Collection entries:
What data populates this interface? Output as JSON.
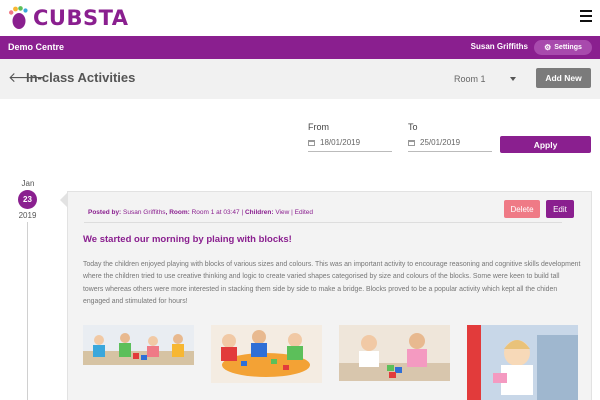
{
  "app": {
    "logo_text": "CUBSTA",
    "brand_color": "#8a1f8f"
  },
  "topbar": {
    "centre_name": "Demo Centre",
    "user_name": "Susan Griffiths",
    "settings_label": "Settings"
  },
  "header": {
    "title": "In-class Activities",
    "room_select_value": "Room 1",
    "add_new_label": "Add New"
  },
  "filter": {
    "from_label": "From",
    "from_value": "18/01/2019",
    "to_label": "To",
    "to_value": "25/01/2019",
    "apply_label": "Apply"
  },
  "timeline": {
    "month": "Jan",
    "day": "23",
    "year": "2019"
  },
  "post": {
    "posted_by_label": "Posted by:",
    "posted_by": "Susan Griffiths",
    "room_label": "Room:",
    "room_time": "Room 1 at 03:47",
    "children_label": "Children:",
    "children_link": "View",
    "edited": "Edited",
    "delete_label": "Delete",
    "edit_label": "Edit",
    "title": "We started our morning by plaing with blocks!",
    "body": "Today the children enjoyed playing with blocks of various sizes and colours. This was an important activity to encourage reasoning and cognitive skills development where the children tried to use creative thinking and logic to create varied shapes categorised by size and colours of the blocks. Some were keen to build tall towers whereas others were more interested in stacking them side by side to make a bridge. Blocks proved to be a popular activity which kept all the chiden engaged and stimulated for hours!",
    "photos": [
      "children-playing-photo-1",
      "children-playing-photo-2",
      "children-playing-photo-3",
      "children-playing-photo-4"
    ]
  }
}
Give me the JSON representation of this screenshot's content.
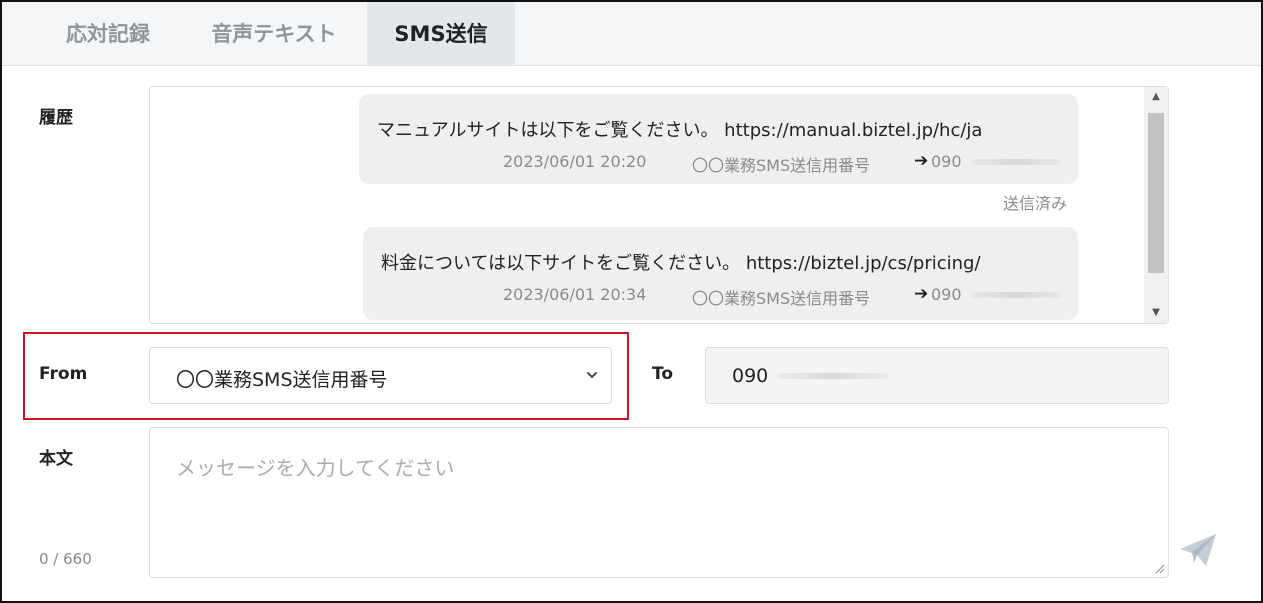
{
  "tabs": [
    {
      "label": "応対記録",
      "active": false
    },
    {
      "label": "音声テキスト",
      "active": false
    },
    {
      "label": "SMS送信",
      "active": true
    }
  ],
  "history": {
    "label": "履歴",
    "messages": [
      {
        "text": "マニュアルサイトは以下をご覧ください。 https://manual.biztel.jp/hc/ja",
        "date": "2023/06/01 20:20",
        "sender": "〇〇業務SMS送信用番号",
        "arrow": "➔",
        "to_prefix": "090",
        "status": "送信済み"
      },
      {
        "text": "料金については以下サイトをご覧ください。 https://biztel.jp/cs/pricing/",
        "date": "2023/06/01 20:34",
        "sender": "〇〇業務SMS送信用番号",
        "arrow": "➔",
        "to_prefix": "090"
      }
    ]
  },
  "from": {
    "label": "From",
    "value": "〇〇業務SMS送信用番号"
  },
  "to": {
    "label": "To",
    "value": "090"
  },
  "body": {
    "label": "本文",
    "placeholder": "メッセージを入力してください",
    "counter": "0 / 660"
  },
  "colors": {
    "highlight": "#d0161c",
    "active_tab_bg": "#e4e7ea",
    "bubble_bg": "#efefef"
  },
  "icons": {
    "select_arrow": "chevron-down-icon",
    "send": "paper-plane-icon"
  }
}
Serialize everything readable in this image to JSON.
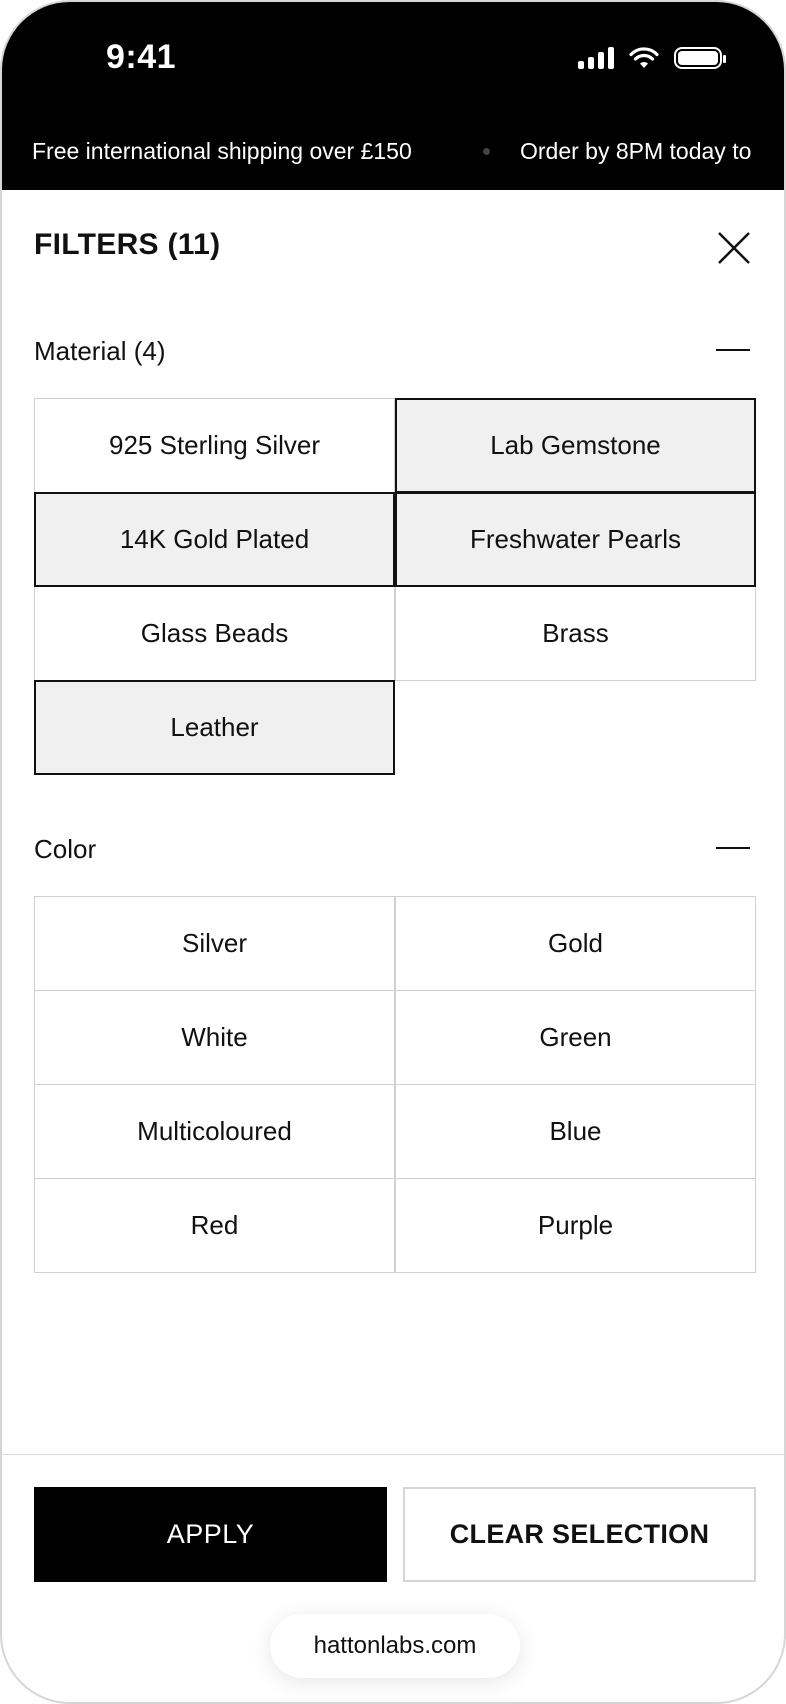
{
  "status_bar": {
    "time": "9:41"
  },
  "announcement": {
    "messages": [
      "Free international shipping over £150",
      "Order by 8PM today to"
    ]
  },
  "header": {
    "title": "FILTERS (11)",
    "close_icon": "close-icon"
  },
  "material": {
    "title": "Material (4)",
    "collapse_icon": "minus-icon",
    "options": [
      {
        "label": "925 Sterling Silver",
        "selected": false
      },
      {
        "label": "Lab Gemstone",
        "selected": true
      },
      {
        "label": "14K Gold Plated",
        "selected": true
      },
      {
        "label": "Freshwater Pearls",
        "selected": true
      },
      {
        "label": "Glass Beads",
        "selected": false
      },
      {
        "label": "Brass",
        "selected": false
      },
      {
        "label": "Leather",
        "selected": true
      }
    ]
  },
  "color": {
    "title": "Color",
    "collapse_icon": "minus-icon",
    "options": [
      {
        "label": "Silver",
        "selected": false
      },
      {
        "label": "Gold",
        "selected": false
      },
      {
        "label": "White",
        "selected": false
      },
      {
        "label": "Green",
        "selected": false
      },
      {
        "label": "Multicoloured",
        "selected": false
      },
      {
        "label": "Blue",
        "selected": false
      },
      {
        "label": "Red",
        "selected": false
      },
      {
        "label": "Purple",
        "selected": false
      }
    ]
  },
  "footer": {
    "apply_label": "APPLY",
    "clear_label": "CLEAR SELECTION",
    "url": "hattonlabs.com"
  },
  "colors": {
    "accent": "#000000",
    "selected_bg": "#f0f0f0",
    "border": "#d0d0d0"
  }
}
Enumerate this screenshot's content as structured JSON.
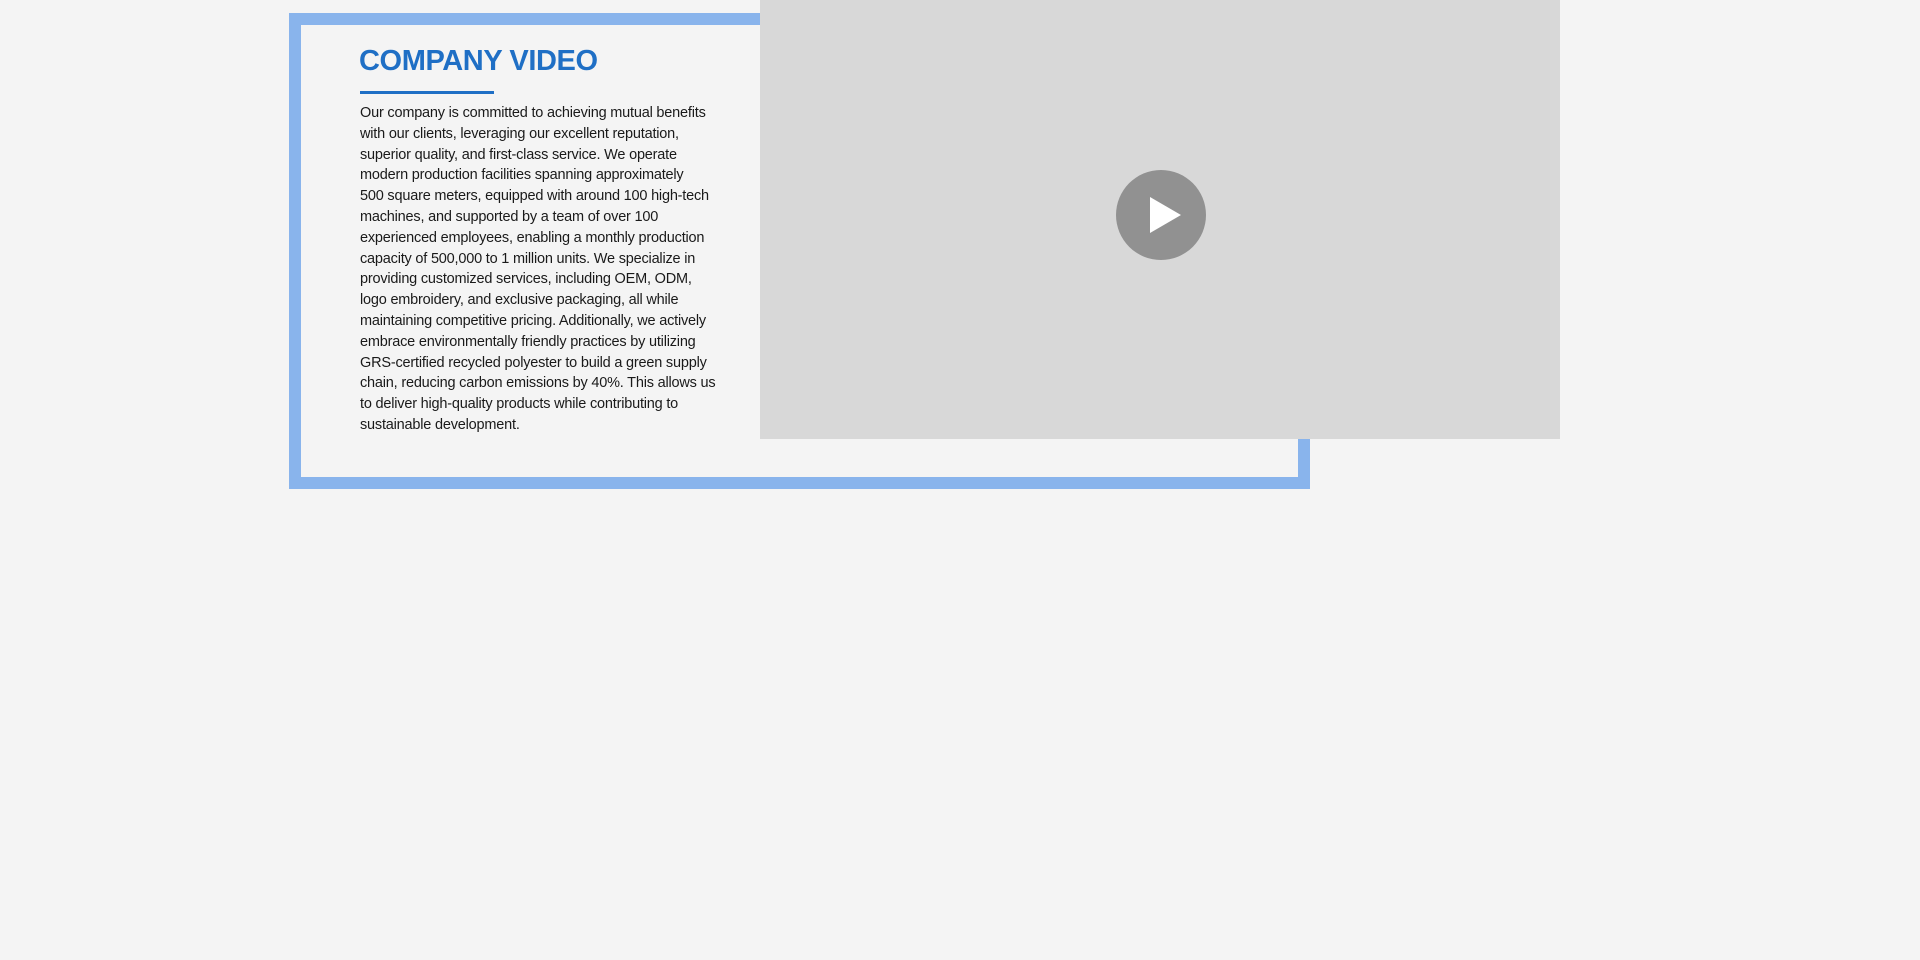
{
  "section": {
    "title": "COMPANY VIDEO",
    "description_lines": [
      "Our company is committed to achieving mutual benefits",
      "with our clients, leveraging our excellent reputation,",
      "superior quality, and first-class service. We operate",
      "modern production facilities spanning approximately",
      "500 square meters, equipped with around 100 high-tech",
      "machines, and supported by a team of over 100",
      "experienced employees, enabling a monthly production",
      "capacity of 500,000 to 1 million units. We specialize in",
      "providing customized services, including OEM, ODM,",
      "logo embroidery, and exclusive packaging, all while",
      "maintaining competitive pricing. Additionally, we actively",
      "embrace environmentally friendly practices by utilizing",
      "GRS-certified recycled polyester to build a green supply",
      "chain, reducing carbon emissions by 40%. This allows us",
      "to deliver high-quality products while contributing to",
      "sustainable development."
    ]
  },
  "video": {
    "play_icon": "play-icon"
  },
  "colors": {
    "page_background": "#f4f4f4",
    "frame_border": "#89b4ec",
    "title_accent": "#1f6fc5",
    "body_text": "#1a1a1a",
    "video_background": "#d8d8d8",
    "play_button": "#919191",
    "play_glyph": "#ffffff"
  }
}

§ TASK INSTRUCTIONS
Extract word for word every line from the line that contains "Enumerate this screenshot's" to the final line of the data, both included, and nothing else; skip the pictures.

§ ANSWER FOR THIS EXERCISE
Enumerate this screenshot's content as structured JSON.
{
  "section": {
    "title": "COMPANY VIDEO",
    "description_lines": [
      "Our company is committed to achieving mutual benefits",
      "with our clients, leveraging our excellent reputation,",
      "superior quality, and first-class service. We operate",
      "modern production facilities spanning approximately",
      "500 square meters, equipped with around 100 high-tech",
      "machines, and supported by a team of over 100",
      "experienced employees, enabling a monthly production",
      "capacity of 500,000 to 1 million units. We specialize in",
      "providing customized services, including OEM, ODM,",
      "logo embroidery, and exclusive packaging, all while",
      "maintaining competitive pricing. Additionally, we actively",
      "embrace environmentally friendly practices by utilizing",
      "GRS-certified recycled polyester to build a green supply",
      "chain, reducing carbon emissions by 40%. This allows us",
      "to deliver high-quality products while contributing to",
      "sustainable development."
    ]
  },
  "video": {
    "play_icon": "play-icon"
  },
  "colors": {
    "page_background": "#f4f4f4",
    "frame_border": "#89b4ec",
    "title_accent": "#1f6fc5",
    "body_text": "#1a1a1a",
    "video_background": "#d8d8d8",
    "play_button": "#919191",
    "play_glyph": "#ffffff"
  }
}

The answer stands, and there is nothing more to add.